Dataset records

┏━━

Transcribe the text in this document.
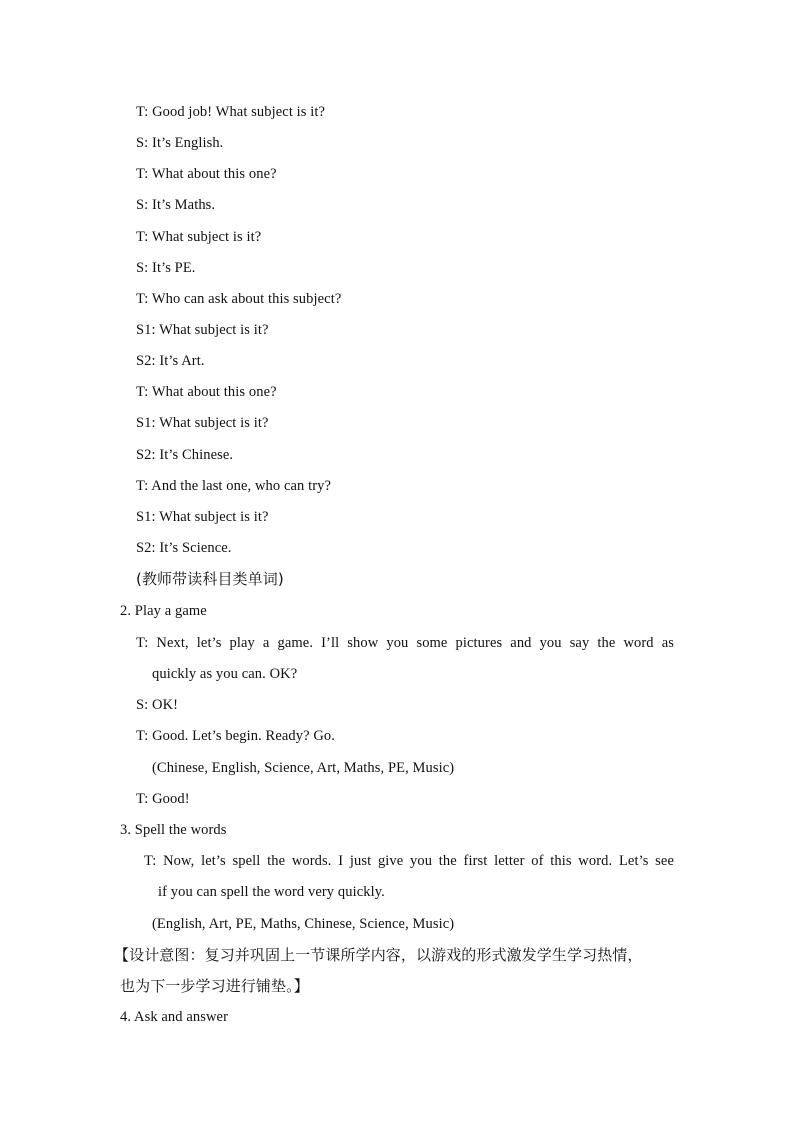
T: Good job! What subject is it?
S: It’s English.
T: What about this one?
S: It’s Maths.
T: What subject is it?
S: It’s PE.
T: Who can ask about this subject?
S1: What subject is it?
S2: It’s Art.
T: What about this one?
S1: What subject is it?
S2: It’s Chinese.
T: And the last one, who can try?
S1: What subject is it?
S2: It’s Science.
(教师带读科目类单词)
2. Play a game
T: Next, let’s play a game. I’ll show you some pictures and you say the word as
quickly as you can. OK?
S: OK!
T: Good. Let’s begin. Ready? Go.
(Chinese, English, Science, Art, Maths, PE, Music)
T: Good!
3. Spell the words
T: Now, let’s spell the words. I just give you the first letter of this word. Let’s see
if you can spell the word very quickly.
(English, Art, PE, Maths, Chinese, Science, Music)
【设计意图：复习并巩固上一节课所学内容，以游戏的形式激发学生学习热情，
也为下一步学习进行铺垫。】
4. Ask and answer
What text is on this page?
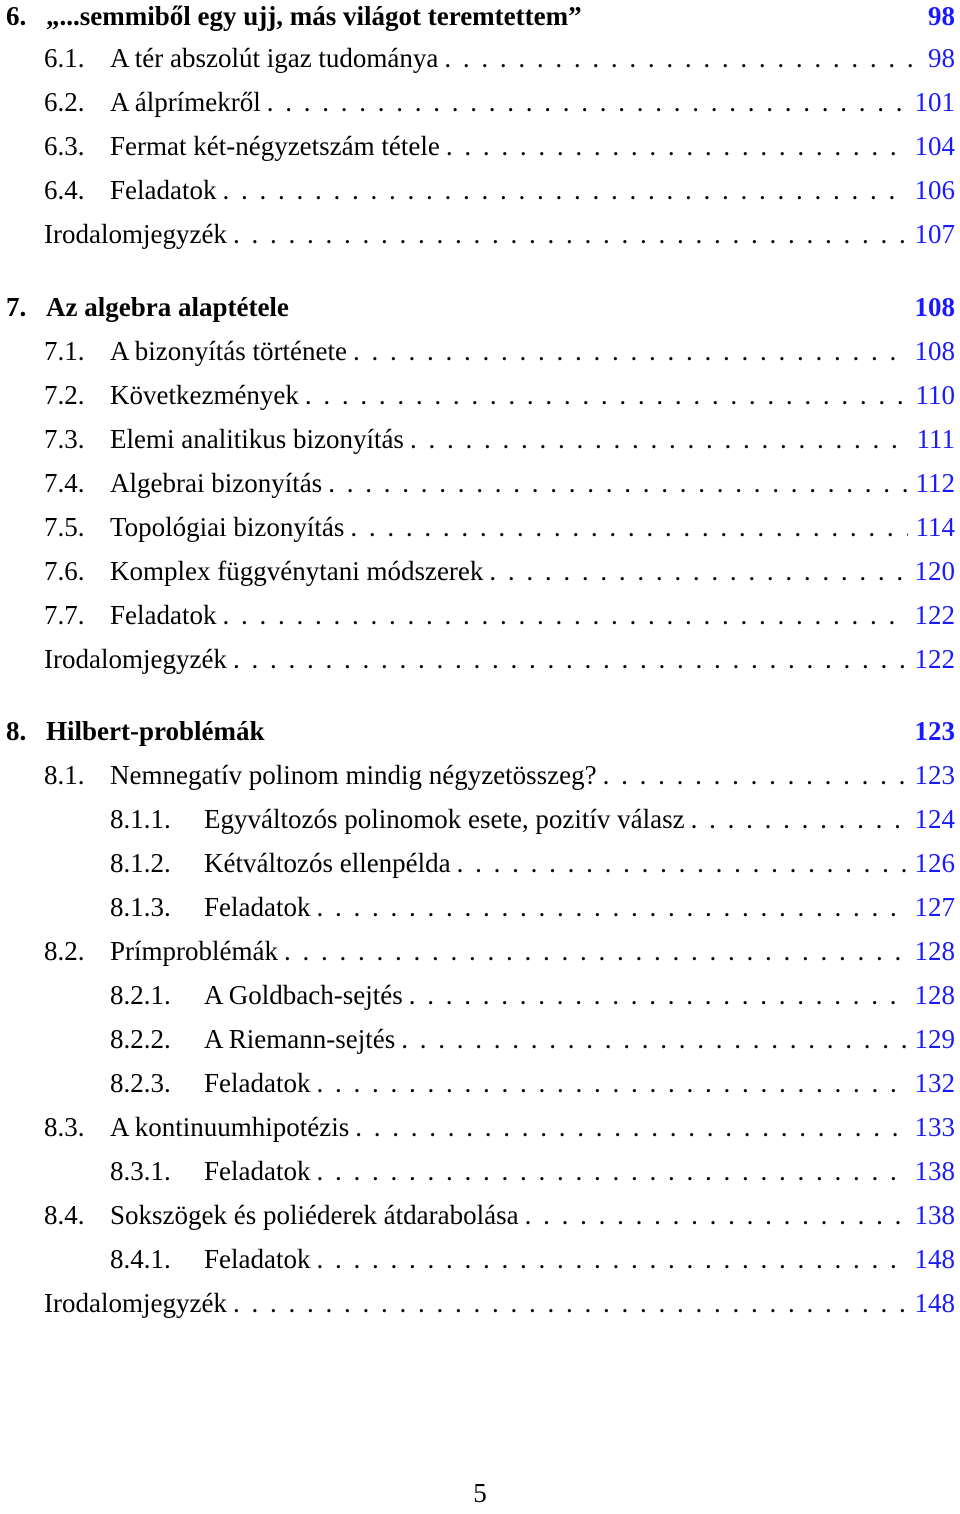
6. „...semmiből egy ujj, más világot teremtettem”	98
6.1. A tér abszolút igaz tudománya . . .	98
6.2. A álprímekről . . .	101
6.3. Fermat két-négyzetszám tétele . . .	104
6.4. Feladatok . . .	106
Irodalomjegyzék . . .	107
7. Az algebra alaptétele	108
7.1. A bizonyítás története . . .	108
7.2. Következmények . . .	110
7.3. Elemi analitikus bizonyítás . . .	111
7.4. Algebrai bizonyítás . . .	112
7.5. Topológiai bizonyítás . . .	114
7.6. Komplex függvénytani módszerek . . .	120
7.7. Feladatok . . .	122
Irodalomjegyzék . . .	122
8. Hilbert-problémák	123
8.1. Nemnegatív polinom mindig négyzetösszeg? . . .	123
8.1.1.	Egyváltozós polinomok esete, pozitív válasz . . .	124
8.1.2.	Kétváltozós ellenpélda . . .	126
8.1.3.	Feladatok . . .	127
8.2. Prímproblémák . . .	128
8.2.1.	A Goldbach-sejtés . . .	128
8.2.2.	A Riemann-sejtés . . .	129
8.2.3.	Feladatok . . .	132
8.3. A kontinuumhipotézis . . .	133
8.3.1.	Feladatok . . .	138
8.4. Sokszögek és poliéderek átdarabolása . . .	138
8.4.1.	Feladatok . . .	148
Irodalomjegyzék . . .	148
5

┗━━

▶ GIVEN PROBLEM: Report the number of lines in the listing where the string "game" appears, and nothing besides.

▶ TASK ANSWER: 2